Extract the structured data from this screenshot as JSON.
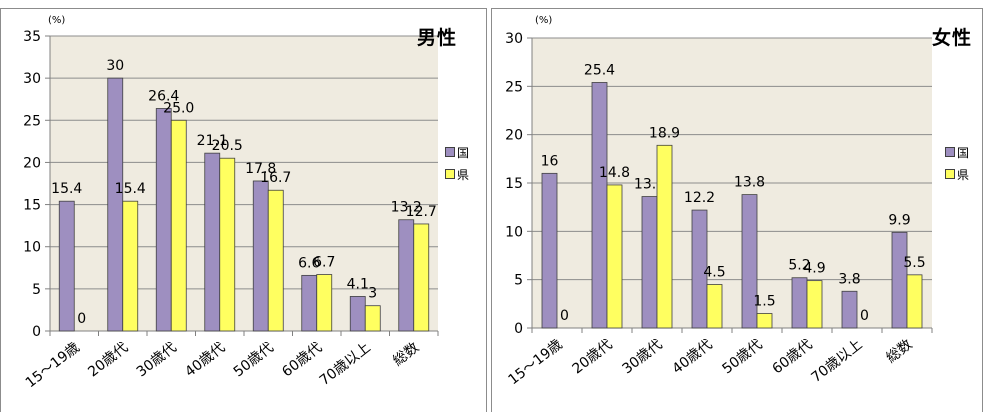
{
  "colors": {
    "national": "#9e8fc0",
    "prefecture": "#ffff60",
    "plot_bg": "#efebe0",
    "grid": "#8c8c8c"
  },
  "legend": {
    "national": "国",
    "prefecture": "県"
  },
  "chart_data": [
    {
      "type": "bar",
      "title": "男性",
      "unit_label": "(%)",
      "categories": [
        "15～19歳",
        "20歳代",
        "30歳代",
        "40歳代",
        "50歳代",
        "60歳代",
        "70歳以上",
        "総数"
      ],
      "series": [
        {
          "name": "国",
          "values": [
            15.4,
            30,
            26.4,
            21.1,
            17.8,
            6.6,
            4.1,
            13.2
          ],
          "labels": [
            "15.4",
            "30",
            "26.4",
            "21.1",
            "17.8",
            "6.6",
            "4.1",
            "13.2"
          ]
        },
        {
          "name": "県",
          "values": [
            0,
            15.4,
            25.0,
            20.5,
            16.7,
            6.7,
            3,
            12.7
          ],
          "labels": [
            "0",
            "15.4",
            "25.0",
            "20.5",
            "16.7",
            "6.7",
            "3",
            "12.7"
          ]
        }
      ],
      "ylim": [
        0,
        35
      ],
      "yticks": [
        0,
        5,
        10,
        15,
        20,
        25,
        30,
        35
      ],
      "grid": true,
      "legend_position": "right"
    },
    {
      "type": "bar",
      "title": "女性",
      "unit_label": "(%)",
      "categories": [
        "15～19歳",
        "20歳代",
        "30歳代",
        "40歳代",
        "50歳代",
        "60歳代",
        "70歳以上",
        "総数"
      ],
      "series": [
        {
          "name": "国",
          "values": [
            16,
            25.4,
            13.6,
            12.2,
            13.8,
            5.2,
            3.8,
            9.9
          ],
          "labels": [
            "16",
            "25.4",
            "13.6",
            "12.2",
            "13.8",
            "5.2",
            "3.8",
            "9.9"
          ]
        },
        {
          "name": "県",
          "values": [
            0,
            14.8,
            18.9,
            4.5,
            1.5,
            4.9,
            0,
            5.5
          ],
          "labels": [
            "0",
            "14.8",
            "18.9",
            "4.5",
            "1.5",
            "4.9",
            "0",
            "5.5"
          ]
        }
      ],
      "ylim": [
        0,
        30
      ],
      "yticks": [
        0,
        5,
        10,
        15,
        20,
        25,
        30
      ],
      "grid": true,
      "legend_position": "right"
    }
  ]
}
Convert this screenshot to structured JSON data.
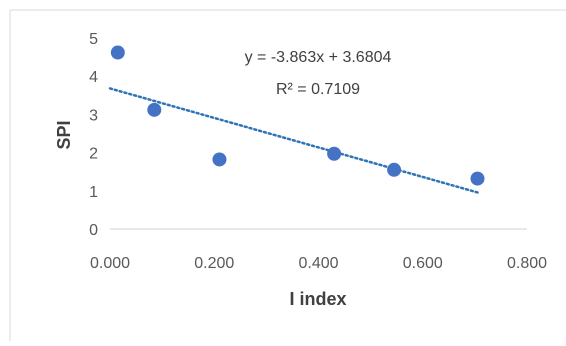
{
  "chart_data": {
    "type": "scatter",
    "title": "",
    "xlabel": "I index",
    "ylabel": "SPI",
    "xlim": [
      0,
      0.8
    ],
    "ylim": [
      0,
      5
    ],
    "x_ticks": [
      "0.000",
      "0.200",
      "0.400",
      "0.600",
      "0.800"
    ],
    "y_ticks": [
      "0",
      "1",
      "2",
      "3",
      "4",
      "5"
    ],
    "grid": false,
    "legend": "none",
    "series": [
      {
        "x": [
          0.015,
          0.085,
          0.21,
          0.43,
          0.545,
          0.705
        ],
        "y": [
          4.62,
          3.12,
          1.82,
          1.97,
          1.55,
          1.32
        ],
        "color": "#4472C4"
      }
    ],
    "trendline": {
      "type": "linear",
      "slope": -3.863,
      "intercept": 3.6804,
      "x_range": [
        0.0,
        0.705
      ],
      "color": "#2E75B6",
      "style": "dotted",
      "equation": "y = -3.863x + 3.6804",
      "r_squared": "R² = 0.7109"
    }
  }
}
--
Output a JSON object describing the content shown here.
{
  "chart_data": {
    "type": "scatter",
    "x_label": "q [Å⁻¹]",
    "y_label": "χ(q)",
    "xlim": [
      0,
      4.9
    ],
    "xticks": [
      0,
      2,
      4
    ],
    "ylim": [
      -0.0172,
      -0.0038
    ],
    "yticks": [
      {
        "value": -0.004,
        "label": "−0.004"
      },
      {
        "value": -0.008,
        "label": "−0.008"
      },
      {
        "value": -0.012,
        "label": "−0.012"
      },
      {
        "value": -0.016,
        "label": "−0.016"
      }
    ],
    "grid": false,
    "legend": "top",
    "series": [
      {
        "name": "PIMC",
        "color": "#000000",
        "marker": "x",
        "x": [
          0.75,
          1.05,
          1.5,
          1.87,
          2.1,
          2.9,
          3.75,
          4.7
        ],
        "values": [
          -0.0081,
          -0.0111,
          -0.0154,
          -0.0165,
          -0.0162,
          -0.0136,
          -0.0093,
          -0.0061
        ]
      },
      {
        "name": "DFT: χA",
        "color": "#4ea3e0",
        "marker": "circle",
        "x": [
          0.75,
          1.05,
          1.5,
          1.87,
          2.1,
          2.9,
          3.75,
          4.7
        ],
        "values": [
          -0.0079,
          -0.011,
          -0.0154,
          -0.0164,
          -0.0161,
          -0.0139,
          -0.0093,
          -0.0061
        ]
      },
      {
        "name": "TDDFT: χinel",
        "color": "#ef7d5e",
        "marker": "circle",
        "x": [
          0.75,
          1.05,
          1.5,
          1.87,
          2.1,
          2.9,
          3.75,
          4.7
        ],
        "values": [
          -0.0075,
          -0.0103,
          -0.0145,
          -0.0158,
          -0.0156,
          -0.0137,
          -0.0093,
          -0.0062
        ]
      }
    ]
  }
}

Stated goal → Every line that holds the word "screenshot" should be extracted.

Exercise solution →
Extract the structured data from this screenshot as JSON.
Convert this screenshot to structured JSON data.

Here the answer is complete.